Death by Water: A Novel
T**V
I recommend a little pre-reading research to get the most from ...
Nobel-prize-winning author Oe is a literary giant. I felt out of my league reading this book, the only one I have read by this author. Upon finishing it I felt a bit lost and that I needed to have read his other books to fully understand this one. Oe's books are also in part based on his life and I knew very little about him before undertaking this reading. I recommend a little pre-reading research to get the most from his writing which is replete with literary references and couched in the literature of his homeland. If you are already a follower of Oe, this will likely be a rewarding read for you.
S**N
A fascinating insight into Japan
All of Oe’s books are worth reading, with the mix of biographical tone and fiction — they allow one to understand the tensions in Japanese society in a way that no other author allows.

* **SHORT EXERCISE**: From the Death by Water reviews, return the passage from "Death by Water: A" up to and including "read for you.", word for word. The material is not needed for this.

* **DATA EXTRACT**:
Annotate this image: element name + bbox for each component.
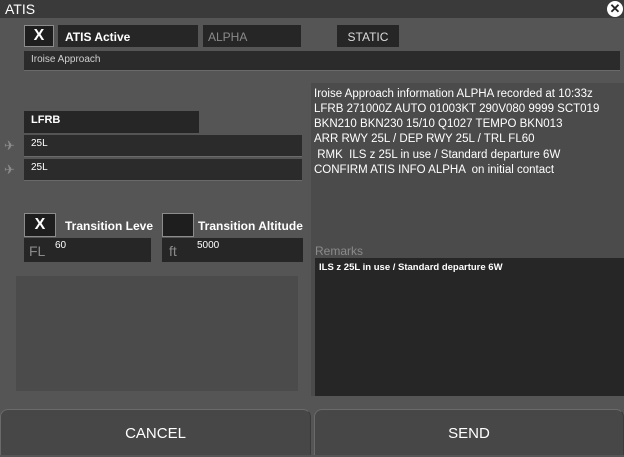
transition-altitude-value: 5000 <box>197 240 220 251</box>
remarks-input[interactable] <box>315 258 624 396</box>
remarks-label: Remarks <box>315 244 364 258</box>
send-button[interactable]: SEND <box>314 409 624 455</box>
atis-message-line: LFRB 271000Z AUTO 01003KT 290V080 9999 S… <box>314 103 600 115</box>
atis-message-line: CONFIRM ATIS INFO ALPHA on initial conta… <box>314 164 555 176</box>
remarks-value: ILS z 25L in use / Standard departure 6W <box>319 262 503 273</box>
station-name-value: Iroise Approach <box>31 54 101 65</box>
transition-altitude-checkbox[interactable] <box>162 213 194 237</box>
atis-letter-value: ALPHA <box>208 30 248 44</box>
arrival-runway-value: 25L <box>31 138 48 149</box>
transition-altitude-unit: ft <box>169 243 177 259</box>
transition-altitude-label: Transition Altitude <box>198 219 303 233</box>
transition-level-value: 60 <box>55 240 67 251</box>
airport-value: LFRB <box>31 114 61 126</box>
close-icon[interactable]: ✕ <box>607 1 623 17</box>
atis-message-line: BKN210 BKN230 15/10 Q1027 TEMPO BKN013 <box>314 118 563 130</box>
departure-runway-value: 25L <box>31 162 48 173</box>
atis-message-line: ARR RWY 25L / DEP RWY 25L / TRL FL60 <box>314 133 535 145</box>
plane-takeoff-icon: ✈ <box>4 162 15 177</box>
transition-level-label: Transition Leve <box>65 219 154 233</box>
station-name-input[interactable] <box>24 51 620 71</box>
arrival-runway-input[interactable] <box>24 135 302 157</box>
cancel-button[interactable]: CANCEL <box>0 409 311 455</box>
atis-active-label: ATIS Active <box>65 30 131 44</box>
transition-level-checkbox[interactable]: X <box>24 213 56 237</box>
departure-runway-input[interactable] <box>24 159 302 181</box>
atis-message-line: RMK ILS z 25L in use / Standard departur… <box>314 149 561 161</box>
static-mode-label: STATIC <box>347 30 389 44</box>
window-title: ATIS <box>5 1 36 17</box>
atis-message-line: Iroise Approach information ALPHA record… <box>314 88 593 100</box>
plane-landing-icon: ✈ <box>4 138 15 153</box>
transition-altitude-input[interactable] <box>162 238 303 262</box>
atis-active-checkbox[interactable]: X <box>24 25 54 47</box>
transition-level-unit: FL <box>29 243 46 259</box>
title-bar <box>0 0 624 18</box>
empty-panel <box>16 276 298 391</box>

* **FULL OUTPUT**:
Death by Water: A Novel
T**V
I recommend a little pre-reading research to get the most from ...
Nobel-prize-winning author Oe is a literary giant. I felt out of my league reading this book, the only one I have read by this author. Upon finishing it I felt a bit lost and that I needed to have read his other books to fully understand this one. Oe's books are also in part based on his life and I knew very little about him before undertaking this reading. I recommend a little pre-reading research to get the most from his writing which is replete with literary references and couched in the literature of his homeland. If you are already a follower of Oe, this will likely be a rewarding read for you.